▶ Aim of the task: Reproduce every line of the listing as written, apart from the pictures.

▶ Given data:

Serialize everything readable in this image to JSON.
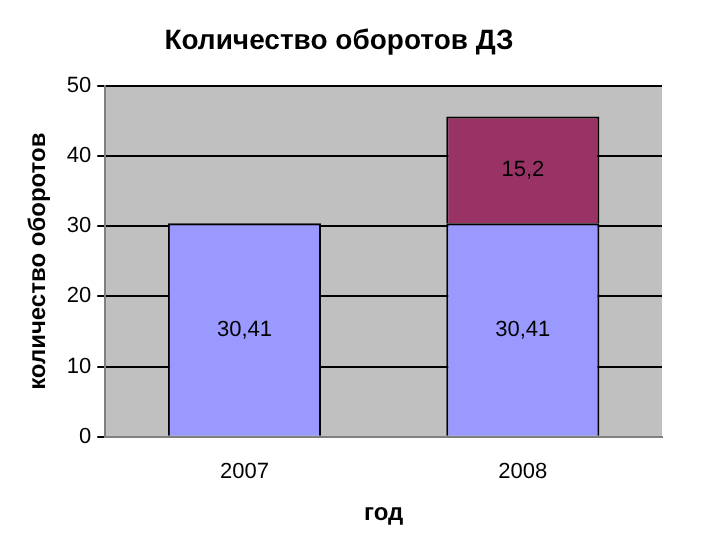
{
  "chart_data": {
    "type": "bar",
    "title": "Количество оборотов ДЗ",
    "xlabel": "год",
    "ylabel": "количество оборотов",
    "categories": [
      "2007",
      "2008"
    ],
    "stacked": true,
    "series": [
      {
        "color": "#9999ff",
        "values": [
          30.41,
          30.41
        ],
        "value_labels": [
          "30,41",
          "30,41"
        ]
      },
      {
        "color": "#993366",
        "values": [
          null,
          15.2
        ],
        "value_labels": [
          null,
          "15,2"
        ]
      }
    ],
    "ylim": [
      0,
      50
    ],
    "yticks": [
      0,
      10,
      20,
      30,
      40,
      50
    ],
    "grid": "y",
    "legend": false
  }
}
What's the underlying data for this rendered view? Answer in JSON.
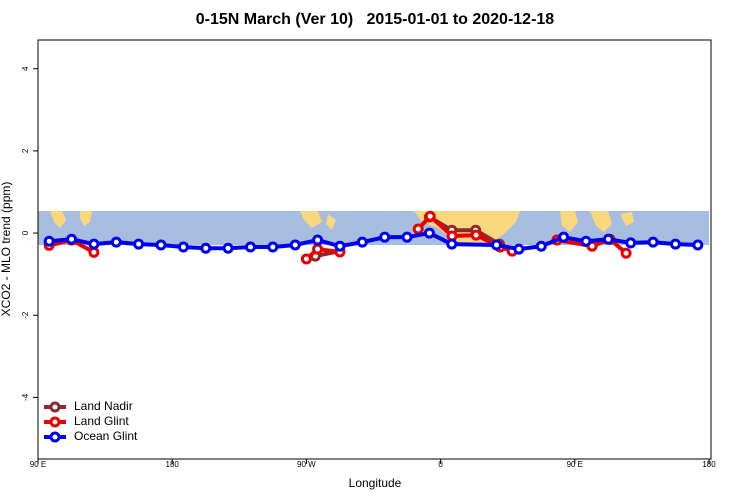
{
  "chart_data": {
    "type": "line",
    "title": "0-15N March (Ver 10)   2015-01-01 to 2020-12-18",
    "x_label": "Longitude",
    "y_label": "XCO2 - MLO trend (ppm)",
    "xlim": [
      90,
      540
    ],
    "xticks": [
      {
        "value": 90,
        "label": "90 E"
      },
      180,
      {
        "value": 270,
        "label": "90 W"
      },
      {
        "value": 360,
        "label": "0"
      },
      {
        "value": 450,
        "label": "90 E"
      },
      {
        "value": 540,
        "label": "180"
      }
    ],
    "ylim": [
      -5.5,
      4.7
    ],
    "yticks": [
      -4,
      -2,
      0,
      2,
      4
    ],
    "legend": "bottom-left",
    "series": [
      {
        "name": "Land Nadir",
        "color": "#8b2a2a",
        "x": [
          276,
          292.5,
          300,
          352.5,
          367.5,
          383.5,
          399.5
        ],
        "values": [
          -0.56,
          -0.44,
          null,
          0.39,
          0.07,
          0.07,
          -0.27
        ]
      },
      {
        "name": "Land Glint",
        "color": "#e60000",
        "x": [
          97.5,
          112.5,
          127.5,
          142.5,
          270,
          277.5,
          292.5,
          307.5,
          345,
          353,
          367.7,
          383.8,
          399.9,
          408,
          420,
          438,
          461.6,
          473.6,
          484.4
        ],
        "values": [
          -0.3,
          -0.17,
          -0.47,
          null,
          -0.63,
          -0.39,
          -0.46,
          null,
          0.1,
          0.41,
          -0.07,
          -0.05,
          -0.34,
          -0.44,
          null,
          -0.17,
          -0.32,
          -0.15,
          -0.49
        ]
      },
      {
        "name": "Ocean Glint",
        "color": "#0000ee",
        "x": [
          97.5,
          112.5,
          127.5,
          142.5,
          157.5,
          172.5,
          187.5,
          202.5,
          217.5,
          232.5,
          247.5,
          262.5,
          277.5,
          292.5,
          307.5,
          322.5,
          337.5,
          352.5,
          367.5,
          397.5,
          412.5,
          427.5,
          442.5,
          457.5,
          472.5,
          487.5,
          502.5,
          517.5,
          532.5
        ],
        "values": [
          -0.2,
          -0.15,
          -0.27,
          -0.22,
          -0.27,
          -0.29,
          -0.34,
          -0.37,
          -0.37,
          -0.34,
          -0.34,
          -0.29,
          -0.17,
          -0.32,
          -0.22,
          -0.1,
          -0.1,
          0,
          -0.27,
          -0.29,
          -0.39,
          -0.32,
          -0.1,
          -0.2,
          -0.15,
          -0.24,
          -0.22,
          -0.27,
          -0.29
        ]
      }
    ]
  }
}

▶ Solution for this task:
Serialize everything readable in this image to JSON.
{
  "chart_data": {
    "type": "bar",
    "title": "Количество оборотов ДЗ",
    "xlabel": "год",
    "ylabel": "количество оборотов",
    "categories": [
      "2007",
      "2008"
    ],
    "stacked": true,
    "series": [
      {
        "color": "#9999ff",
        "values": [
          30.41,
          30.41
        ],
        "value_labels": [
          "30,41",
          "30,41"
        ]
      },
      {
        "color": "#993366",
        "values": [
          null,
          15.2
        ],
        "value_labels": [
          null,
          "15,2"
        ]
      }
    ],
    "ylim": [
      0,
      50
    ],
    "yticks": [
      0,
      10,
      20,
      30,
      40,
      50
    ],
    "grid": "y",
    "legend": false
  }
}
What's the underlying data for this rendered view? Answer in JSON.
{
  "chart_data": {
    "type": "line",
    "title": "0-15N March (Ver 10)   2015-01-01 to 2020-12-18",
    "x_label": "Longitude",
    "y_label": "XCO2 - MLO trend (ppm)",
    "xlim": [
      90,
      540
    ],
    "xticks": [
      {
        "value": 90,
        "label": "90 E"
      },
      180,
      {
        "value": 270,
        "label": "90 W"
      },
      {
        "value": 360,
        "label": "0"
      },
      {
        "value": 450,
        "label": "90 E"
      },
      {
        "value": 540,
        "label": "180"
      }
    ],
    "ylim": [
      -5.5,
      4.7
    ],
    "yticks": [
      -4,
      -2,
      0,
      2,
      4
    ],
    "legend": "bottom-left",
    "series": [
      {
        "name": "Land Nadir",
        "color": "#8b2a2a",
        "x": [
          276,
          292.5,
          300,
          352.5,
          367.5,
          383.5,
          399.5
        ],
        "values": [
          -0.56,
          -0.44,
          null,
          0.39,
          0.07,
          0.07,
          -0.27
        ]
      },
      {
        "name": "Land Glint",
        "color": "#e60000",
        "x": [
          97.5,
          112.5,
          127.5,
          142.5,
          270,
          277.5,
          292.5,
          307.5,
          345,
          353,
          367.7,
          383.8,
          399.9,
          408,
          420,
          438,
          461.6,
          473.6,
          484.4
        ],
        "values": [
          -0.3,
          -0.17,
          -0.47,
          null,
          -0.63,
          -0.39,
          -0.46,
          null,
          0.1,
          0.41,
          -0.07,
          -0.05,
          -0.34,
          -0.44,
          null,
          -0.17,
          -0.32,
          -0.15,
          -0.49
        ]
      },
      {
        "name": "Ocean Glint",
        "color": "#0000ee",
        "x": [
          97.5,
          112.5,
          127.5,
          142.5,
          157.5,
          172.5,
          187.5,
          202.5,
          217.5,
          232.5,
          247.5,
          262.5,
          277.5,
          292.5,
          307.5,
          322.5,
          337.5,
          352.5,
          367.5,
          397.5,
          412.5,
          427.5,
          442.5,
          457.5,
          472.5,
          487.5,
          502.5,
          517.5,
          532.5
        ],
        "values": [
          -0.2,
          -0.15,
          -0.27,
          -0.22,
          -0.27,
          -0.29,
          -0.34,
          -0.37,
          -0.37,
          -0.34,
          -0.34,
          -0.29,
          -0.17,
          -0.32,
          -0.22,
          -0.1,
          -0.1,
          0,
          -0.27,
          -0.29,
          -0.39,
          -0.32,
          -0.1,
          -0.2,
          -0.15,
          -0.24,
          -0.22,
          -0.27,
          -0.29
        ]
      }
    ]
  }
}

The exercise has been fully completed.